WHAT IS ASKED: Which lines below hold the word "Dollar"? Report each one.

[Figure dataset records]
## START

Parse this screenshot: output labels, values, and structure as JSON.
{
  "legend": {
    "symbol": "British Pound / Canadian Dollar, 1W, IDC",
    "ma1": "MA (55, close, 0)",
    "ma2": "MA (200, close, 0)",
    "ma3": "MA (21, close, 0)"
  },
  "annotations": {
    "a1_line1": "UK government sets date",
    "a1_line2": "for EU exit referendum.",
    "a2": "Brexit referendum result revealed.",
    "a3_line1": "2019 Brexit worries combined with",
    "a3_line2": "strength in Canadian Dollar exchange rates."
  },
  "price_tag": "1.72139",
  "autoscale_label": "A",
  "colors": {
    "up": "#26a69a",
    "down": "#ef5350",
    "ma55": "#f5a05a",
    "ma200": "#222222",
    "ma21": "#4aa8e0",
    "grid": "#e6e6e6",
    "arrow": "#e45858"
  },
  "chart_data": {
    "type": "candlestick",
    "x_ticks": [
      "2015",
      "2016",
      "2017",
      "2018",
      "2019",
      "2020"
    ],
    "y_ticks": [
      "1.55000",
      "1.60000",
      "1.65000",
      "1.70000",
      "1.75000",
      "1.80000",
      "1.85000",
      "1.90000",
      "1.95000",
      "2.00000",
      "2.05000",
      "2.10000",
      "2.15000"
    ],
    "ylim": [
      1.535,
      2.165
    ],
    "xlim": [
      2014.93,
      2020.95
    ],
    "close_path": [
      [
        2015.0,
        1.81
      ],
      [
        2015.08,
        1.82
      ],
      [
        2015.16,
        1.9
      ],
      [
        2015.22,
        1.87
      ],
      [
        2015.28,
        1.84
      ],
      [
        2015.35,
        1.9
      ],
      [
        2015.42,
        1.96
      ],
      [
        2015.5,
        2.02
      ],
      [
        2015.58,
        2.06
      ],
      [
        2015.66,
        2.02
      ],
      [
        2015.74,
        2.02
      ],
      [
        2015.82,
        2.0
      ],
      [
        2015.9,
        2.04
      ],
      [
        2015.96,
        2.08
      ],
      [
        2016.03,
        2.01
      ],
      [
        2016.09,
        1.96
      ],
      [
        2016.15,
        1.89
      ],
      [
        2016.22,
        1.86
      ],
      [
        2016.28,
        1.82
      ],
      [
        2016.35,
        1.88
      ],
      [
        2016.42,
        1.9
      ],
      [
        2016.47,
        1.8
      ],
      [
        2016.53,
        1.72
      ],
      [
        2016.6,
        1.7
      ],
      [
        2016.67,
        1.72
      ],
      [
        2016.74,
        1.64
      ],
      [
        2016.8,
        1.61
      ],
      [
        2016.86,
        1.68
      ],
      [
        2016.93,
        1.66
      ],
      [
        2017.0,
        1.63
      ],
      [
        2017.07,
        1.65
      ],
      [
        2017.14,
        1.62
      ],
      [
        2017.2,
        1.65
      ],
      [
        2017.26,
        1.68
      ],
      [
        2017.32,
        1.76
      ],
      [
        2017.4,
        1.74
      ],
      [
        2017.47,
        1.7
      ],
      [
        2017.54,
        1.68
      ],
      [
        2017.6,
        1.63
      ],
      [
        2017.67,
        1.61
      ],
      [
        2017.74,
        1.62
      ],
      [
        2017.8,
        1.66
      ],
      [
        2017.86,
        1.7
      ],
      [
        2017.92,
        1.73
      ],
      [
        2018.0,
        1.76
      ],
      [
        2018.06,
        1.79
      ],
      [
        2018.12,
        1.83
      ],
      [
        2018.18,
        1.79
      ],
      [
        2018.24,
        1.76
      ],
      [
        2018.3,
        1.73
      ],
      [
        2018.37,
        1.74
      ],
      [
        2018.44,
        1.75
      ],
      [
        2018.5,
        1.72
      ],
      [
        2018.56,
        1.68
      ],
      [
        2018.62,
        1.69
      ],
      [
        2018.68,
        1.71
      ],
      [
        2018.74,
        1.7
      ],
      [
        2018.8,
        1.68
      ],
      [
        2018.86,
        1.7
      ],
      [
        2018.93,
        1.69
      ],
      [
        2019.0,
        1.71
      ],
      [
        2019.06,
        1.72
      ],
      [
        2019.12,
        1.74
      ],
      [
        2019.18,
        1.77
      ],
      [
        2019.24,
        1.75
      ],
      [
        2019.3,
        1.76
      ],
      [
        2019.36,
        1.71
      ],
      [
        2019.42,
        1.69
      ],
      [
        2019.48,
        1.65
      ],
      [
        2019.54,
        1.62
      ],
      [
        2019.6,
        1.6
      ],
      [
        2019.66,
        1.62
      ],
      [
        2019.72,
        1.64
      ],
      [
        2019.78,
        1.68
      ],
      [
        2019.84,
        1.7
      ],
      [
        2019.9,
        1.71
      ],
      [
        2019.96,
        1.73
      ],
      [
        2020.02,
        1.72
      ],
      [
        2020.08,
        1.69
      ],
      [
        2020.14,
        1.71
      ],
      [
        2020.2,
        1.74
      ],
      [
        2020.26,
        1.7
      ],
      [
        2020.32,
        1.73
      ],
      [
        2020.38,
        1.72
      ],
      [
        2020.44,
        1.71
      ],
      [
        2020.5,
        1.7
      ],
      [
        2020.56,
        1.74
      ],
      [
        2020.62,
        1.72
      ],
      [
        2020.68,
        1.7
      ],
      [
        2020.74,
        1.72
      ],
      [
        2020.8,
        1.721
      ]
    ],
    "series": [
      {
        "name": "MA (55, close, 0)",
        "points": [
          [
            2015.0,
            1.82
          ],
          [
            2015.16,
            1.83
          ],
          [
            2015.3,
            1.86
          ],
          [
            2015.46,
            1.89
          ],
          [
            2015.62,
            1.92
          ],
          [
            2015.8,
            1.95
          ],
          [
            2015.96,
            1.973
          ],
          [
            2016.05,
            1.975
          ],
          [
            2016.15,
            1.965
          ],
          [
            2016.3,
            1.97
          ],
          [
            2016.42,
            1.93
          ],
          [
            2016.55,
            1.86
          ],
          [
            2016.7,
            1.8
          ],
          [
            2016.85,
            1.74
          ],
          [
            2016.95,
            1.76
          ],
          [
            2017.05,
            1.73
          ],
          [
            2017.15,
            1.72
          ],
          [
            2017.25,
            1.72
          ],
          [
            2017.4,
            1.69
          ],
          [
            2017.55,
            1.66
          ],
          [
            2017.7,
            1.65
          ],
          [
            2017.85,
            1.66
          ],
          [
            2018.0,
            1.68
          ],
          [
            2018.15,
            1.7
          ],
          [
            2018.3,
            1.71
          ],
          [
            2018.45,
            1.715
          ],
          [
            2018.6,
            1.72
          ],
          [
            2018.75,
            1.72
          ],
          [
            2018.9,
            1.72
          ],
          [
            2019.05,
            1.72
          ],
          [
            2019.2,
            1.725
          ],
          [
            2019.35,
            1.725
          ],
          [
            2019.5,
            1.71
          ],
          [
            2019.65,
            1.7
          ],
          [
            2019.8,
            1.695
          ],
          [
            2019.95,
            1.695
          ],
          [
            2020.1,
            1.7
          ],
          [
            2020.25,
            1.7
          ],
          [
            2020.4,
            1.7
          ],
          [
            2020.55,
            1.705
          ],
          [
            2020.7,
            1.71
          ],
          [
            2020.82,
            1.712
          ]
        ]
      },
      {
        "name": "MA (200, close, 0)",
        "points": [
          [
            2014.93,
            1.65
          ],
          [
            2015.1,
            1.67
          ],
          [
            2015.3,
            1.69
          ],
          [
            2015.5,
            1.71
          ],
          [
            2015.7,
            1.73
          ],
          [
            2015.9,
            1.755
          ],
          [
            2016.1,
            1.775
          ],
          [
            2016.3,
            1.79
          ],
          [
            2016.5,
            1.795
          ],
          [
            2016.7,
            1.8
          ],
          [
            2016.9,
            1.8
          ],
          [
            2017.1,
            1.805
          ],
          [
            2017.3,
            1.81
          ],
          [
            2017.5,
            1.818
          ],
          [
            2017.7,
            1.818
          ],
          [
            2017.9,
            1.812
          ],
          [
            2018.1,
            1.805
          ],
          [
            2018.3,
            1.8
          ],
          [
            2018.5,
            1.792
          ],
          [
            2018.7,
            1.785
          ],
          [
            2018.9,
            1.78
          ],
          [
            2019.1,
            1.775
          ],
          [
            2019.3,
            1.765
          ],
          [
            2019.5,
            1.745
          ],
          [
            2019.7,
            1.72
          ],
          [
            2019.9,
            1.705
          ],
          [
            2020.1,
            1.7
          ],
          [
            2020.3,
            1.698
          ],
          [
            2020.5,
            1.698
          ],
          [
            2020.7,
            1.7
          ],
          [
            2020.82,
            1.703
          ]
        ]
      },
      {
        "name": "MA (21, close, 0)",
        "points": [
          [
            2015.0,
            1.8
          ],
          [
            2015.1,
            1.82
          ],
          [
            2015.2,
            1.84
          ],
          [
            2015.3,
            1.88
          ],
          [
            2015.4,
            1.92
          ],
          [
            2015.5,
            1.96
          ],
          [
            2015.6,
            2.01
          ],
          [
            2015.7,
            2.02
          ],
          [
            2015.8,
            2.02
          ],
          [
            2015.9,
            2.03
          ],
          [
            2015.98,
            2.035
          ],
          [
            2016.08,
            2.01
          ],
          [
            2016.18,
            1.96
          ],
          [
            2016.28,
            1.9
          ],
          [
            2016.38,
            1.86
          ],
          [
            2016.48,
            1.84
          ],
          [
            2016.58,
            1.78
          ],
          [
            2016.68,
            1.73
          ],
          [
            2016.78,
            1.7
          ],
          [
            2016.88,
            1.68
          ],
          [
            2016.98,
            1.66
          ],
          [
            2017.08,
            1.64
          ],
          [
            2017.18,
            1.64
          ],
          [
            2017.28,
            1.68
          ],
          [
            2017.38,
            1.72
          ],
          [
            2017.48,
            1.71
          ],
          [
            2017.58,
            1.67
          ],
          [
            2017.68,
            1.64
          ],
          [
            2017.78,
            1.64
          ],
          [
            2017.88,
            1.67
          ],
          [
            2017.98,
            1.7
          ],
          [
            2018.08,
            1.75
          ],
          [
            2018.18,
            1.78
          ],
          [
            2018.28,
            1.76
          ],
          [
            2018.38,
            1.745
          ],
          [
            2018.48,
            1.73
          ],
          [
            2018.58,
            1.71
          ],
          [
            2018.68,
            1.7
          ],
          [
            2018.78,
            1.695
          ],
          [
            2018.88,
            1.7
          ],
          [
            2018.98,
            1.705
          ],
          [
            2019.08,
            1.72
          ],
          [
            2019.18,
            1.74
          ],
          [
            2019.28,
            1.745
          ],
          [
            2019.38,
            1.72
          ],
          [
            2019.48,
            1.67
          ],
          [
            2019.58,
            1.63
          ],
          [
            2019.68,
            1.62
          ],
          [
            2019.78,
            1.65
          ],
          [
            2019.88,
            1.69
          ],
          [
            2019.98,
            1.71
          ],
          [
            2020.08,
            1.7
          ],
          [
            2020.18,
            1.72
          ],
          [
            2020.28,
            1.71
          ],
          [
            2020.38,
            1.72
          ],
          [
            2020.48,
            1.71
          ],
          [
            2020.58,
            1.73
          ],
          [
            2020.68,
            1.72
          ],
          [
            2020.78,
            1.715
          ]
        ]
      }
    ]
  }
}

## END

OUTPUT:
    "symbol": "British Pound / Canadian Dollar, 1W, IDC",
    "a3_line2": "strength in Canadian Dollar exchange rates."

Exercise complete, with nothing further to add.